• [Your objective] Repeat the material verbatim. Images are excluded from the copy.

• [Information shown]

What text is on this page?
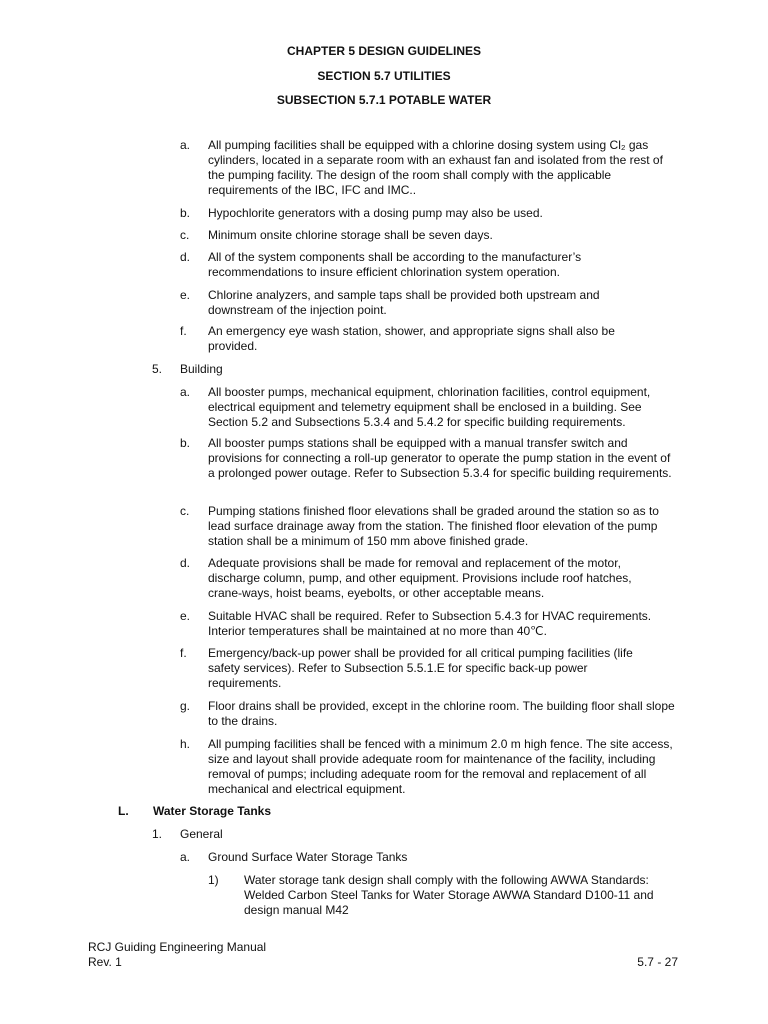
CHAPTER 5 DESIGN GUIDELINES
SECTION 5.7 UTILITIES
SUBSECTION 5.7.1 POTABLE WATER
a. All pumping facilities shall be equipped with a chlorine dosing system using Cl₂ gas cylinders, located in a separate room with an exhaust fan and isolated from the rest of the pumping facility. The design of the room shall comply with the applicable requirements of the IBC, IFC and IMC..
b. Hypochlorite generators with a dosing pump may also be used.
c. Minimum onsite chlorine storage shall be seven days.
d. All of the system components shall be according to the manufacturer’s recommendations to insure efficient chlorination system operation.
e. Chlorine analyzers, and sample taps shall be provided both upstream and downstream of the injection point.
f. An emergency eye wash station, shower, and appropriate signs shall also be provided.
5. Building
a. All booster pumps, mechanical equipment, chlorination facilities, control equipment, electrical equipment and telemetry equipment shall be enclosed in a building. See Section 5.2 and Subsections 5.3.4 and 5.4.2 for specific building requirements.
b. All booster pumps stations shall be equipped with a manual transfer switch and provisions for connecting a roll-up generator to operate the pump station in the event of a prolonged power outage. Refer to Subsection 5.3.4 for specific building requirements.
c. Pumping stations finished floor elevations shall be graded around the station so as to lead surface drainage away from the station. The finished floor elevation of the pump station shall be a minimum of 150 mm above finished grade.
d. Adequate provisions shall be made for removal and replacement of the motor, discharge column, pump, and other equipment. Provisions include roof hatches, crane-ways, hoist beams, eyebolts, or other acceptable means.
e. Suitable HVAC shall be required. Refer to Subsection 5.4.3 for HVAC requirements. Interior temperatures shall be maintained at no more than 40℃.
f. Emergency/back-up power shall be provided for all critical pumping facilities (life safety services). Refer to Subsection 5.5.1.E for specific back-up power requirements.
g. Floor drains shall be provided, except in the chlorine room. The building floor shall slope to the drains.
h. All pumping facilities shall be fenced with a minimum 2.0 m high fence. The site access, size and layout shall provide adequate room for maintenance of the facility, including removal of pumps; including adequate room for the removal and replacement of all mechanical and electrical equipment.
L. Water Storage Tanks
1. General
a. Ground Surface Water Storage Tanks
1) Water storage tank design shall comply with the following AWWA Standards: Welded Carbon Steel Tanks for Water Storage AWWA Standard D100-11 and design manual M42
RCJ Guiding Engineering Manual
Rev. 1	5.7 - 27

• [Correct output]
What text is on this page?
CHAPTER 5 DESIGN GUIDELINES
SECTION 5.7 UTILITIES
SUBSECTION 5.7.1 POTABLE WATER
a. All pumping facilities shall be equipped with a chlorine dosing system using Cl₂ gas cylinders, located in a separate room with an exhaust fan and isolated from the rest of the pumping facility. The design of the room shall comply with the applicable requirements of the IBC, IFC and IMC..
b. Hypochlorite generators with a dosing pump may also be used.
c. Minimum onsite chlorine storage shall be seven days.
d. All of the system components shall be according to the manufacturer’s recommendations to insure efficient chlorination system operation.
e. Chlorine analyzers, and sample taps shall be provided both upstream and downstream of the injection point.
f. An emergency eye wash station, shower, and appropriate signs shall also be provided.
5. Building
a. All booster pumps, mechanical equipment, chlorination facilities, control equipment, electrical equipment and telemetry equipment shall be enclosed in a building. See Section 5.2 and Subsections 5.3.4 and 5.4.2 for specific building requirements.
b. All booster pumps stations shall be equipped with a manual transfer switch and provisions for connecting a roll-up generator to operate the pump station in the event of a prolonged power outage. Refer to Subsection 5.3.4 for specific building requirements.
c. Pumping stations finished floor elevations shall be graded around the station so as to lead surface drainage away from the station. The finished floor elevation of the pump station shall be a minimum of 150 mm above finished grade.
d. Adequate provisions shall be made for removal and replacement of the motor, discharge column, pump, and other equipment. Provisions include roof hatches, crane-ways, hoist beams, eyebolts, or other acceptable means.
e. Suitable HVAC shall be required. Refer to Subsection 5.4.3 for HVAC requirements. Interior temperatures shall be maintained at no more than 40℃.
f. Emergency/back-up power shall be provided for all critical pumping facilities (life safety services). Refer to Subsection 5.5.1.E for specific back-up power requirements.
g. Floor drains shall be provided, except in the chlorine room. The building floor shall slope to the drains.
h. All pumping facilities shall be fenced with a minimum 2.0 m high fence. The site access, size and layout shall provide adequate room for maintenance of the facility, including removal of pumps; including adequate room for the removal and replacement of all mechanical and electrical equipment.
L. Water Storage Tanks
1. General
a. Ground Surface Water Storage Tanks
1) Water storage tank design shall comply with the following AWWA Standards: Welded Carbon Steel Tanks for Water Storage AWWA Standard D100-11 and design manual M42
RCJ Guiding Engineering Manual
Rev. 1	5.7 - 27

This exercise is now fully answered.